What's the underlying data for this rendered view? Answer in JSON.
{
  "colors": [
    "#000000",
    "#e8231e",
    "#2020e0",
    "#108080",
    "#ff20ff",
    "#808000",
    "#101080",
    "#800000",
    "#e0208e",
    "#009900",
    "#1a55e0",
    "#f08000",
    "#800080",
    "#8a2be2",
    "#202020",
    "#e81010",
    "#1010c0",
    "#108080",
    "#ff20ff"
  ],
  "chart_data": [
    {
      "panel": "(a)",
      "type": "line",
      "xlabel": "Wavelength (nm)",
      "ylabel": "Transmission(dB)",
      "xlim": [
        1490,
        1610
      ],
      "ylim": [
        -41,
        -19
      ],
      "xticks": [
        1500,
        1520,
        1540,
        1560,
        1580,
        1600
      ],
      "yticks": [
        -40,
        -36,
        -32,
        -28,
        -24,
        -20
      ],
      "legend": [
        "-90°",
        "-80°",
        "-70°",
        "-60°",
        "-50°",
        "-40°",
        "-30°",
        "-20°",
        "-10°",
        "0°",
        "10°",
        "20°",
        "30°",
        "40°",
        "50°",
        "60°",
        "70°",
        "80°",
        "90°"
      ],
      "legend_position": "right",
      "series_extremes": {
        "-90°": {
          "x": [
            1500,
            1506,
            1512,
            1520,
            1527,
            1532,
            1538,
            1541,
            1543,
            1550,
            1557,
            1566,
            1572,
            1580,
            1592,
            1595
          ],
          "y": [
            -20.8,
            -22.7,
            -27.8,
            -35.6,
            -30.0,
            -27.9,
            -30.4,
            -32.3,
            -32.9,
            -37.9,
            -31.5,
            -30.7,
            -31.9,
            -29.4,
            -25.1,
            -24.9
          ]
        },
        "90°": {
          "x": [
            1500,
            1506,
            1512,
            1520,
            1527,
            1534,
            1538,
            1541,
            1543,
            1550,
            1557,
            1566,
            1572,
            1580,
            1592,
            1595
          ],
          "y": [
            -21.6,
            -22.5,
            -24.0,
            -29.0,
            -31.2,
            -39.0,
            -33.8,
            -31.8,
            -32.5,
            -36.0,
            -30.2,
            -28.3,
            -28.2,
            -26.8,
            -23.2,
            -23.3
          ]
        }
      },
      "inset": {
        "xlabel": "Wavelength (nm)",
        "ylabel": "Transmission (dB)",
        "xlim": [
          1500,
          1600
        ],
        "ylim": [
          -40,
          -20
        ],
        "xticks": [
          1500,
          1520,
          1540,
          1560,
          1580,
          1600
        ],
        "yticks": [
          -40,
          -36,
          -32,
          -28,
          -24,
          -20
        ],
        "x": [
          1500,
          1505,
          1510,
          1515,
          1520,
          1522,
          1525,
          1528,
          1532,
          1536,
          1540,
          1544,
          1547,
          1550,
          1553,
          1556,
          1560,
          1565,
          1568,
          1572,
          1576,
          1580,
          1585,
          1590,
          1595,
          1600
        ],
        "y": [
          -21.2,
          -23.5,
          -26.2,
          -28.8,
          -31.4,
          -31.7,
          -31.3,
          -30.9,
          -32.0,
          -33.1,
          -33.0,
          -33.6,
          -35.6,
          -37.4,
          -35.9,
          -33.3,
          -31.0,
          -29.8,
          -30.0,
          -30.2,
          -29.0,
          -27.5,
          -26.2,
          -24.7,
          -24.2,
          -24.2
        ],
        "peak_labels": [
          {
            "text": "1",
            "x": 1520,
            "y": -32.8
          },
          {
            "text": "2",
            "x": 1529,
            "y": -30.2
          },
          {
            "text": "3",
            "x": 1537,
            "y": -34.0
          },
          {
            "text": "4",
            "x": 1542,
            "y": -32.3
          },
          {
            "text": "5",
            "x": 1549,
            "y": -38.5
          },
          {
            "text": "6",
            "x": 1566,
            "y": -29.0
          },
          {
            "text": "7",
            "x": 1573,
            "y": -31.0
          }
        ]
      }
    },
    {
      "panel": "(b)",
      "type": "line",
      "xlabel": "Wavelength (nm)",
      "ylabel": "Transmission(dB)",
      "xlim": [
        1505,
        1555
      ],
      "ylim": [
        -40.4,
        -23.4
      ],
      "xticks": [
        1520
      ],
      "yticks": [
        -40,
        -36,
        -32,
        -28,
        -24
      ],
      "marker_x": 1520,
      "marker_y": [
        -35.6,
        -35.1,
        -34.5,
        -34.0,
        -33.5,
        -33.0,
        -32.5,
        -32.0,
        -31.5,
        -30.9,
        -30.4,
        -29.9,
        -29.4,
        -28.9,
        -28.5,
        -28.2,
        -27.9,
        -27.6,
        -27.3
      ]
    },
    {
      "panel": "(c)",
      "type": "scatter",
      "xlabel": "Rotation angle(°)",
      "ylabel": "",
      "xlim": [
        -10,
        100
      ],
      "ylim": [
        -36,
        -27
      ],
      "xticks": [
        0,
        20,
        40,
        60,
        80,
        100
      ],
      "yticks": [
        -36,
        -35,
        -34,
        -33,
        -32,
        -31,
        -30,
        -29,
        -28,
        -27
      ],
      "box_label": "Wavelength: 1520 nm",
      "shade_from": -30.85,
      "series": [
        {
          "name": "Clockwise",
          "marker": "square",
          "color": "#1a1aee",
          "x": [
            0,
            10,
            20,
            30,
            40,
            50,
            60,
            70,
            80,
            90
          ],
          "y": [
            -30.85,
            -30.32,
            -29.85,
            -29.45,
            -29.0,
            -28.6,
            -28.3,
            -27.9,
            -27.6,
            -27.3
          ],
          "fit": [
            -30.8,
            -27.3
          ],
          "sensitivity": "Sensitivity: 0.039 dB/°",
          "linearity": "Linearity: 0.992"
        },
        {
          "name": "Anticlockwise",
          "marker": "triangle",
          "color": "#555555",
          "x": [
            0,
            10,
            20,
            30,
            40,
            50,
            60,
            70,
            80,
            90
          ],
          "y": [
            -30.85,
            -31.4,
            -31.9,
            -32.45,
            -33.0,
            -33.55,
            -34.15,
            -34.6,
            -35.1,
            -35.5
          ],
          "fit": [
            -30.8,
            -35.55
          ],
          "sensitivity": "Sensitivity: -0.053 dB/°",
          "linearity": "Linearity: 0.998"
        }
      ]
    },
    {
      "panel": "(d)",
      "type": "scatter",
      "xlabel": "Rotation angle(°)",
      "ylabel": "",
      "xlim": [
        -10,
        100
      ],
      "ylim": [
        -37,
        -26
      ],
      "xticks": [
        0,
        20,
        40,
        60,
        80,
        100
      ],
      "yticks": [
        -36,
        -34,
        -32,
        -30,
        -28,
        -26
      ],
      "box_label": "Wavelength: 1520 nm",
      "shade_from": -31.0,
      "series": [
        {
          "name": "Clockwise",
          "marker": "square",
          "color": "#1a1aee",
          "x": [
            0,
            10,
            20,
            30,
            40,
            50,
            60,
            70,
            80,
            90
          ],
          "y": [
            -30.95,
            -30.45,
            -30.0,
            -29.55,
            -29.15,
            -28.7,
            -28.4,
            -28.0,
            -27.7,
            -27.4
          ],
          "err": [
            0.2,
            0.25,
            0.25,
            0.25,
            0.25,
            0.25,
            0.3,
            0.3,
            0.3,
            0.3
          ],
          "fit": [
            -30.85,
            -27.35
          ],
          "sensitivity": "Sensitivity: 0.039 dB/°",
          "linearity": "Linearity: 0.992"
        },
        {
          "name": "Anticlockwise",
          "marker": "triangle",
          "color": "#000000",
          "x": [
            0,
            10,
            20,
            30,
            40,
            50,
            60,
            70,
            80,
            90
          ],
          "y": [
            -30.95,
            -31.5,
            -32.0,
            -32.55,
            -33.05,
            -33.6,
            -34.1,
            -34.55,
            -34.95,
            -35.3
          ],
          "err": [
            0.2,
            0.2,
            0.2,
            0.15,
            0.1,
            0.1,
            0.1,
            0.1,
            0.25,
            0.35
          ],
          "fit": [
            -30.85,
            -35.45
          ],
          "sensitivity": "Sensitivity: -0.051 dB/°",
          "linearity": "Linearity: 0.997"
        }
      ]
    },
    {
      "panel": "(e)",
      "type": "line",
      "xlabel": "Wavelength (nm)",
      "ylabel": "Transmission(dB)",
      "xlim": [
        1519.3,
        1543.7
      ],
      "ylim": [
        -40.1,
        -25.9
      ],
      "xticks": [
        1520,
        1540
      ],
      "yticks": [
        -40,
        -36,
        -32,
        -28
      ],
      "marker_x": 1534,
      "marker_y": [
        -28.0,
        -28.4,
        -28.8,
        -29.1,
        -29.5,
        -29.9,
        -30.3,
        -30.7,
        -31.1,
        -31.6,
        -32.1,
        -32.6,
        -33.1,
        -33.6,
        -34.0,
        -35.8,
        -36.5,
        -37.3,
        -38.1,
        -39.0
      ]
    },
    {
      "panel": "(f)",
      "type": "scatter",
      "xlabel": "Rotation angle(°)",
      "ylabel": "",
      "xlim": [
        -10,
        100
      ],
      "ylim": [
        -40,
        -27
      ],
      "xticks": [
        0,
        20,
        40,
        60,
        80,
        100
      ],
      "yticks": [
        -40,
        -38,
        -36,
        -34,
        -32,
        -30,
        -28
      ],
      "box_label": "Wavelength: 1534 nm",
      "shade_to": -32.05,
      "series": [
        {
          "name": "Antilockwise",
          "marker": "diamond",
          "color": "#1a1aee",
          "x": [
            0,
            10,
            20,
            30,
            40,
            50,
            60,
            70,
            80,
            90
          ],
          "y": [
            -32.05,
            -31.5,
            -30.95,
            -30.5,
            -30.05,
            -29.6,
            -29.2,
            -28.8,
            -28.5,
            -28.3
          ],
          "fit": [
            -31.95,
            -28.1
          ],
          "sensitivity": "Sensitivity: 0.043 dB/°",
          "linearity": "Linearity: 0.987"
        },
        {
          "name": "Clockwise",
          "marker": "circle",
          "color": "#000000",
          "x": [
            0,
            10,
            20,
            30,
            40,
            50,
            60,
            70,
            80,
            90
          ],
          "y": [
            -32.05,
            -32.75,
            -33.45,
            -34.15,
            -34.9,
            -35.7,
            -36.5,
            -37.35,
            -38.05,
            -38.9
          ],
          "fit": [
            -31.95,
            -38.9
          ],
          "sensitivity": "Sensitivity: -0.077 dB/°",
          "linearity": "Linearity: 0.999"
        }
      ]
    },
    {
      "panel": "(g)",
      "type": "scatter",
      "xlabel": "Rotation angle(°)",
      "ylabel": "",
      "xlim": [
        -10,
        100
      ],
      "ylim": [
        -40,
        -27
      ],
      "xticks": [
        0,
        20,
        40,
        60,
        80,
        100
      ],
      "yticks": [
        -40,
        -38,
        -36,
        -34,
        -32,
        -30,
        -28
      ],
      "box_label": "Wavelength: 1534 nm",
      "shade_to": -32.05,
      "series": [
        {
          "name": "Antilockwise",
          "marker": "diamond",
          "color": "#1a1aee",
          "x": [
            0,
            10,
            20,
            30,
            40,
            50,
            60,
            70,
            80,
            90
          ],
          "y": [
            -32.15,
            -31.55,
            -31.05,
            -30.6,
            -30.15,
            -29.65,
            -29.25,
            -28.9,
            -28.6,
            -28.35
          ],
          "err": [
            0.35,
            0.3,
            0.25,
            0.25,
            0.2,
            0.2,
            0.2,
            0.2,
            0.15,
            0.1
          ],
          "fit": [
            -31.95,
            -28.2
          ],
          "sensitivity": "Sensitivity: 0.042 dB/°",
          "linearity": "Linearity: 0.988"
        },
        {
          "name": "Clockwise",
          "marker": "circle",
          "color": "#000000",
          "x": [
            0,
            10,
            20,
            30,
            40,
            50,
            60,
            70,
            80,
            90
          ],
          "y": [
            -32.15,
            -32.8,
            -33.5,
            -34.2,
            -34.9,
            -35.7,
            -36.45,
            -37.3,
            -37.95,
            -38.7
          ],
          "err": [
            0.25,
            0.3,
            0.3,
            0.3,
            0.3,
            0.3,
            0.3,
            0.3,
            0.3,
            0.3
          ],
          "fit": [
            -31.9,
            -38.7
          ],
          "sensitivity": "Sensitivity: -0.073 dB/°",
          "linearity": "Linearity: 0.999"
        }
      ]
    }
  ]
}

★ ★ ★ ★ ★ ★ ★

### Set problem
Identify the lines that contain the string "linearity", and copy every one of them.

### Finished exercise
          "linearity": "Linearity: 0.992"
          "linearity": "Linearity: 0.998"
          "linearity": "Linearity: 0.992"
          "linearity": "Linearity: 0.997"
          "linearity": "Linearity: 0.987"
          "linearity": "Linearity: 0.999"
          "linearity": "Linearity: 0.988"
          "linearity": "Linearity: 0.999"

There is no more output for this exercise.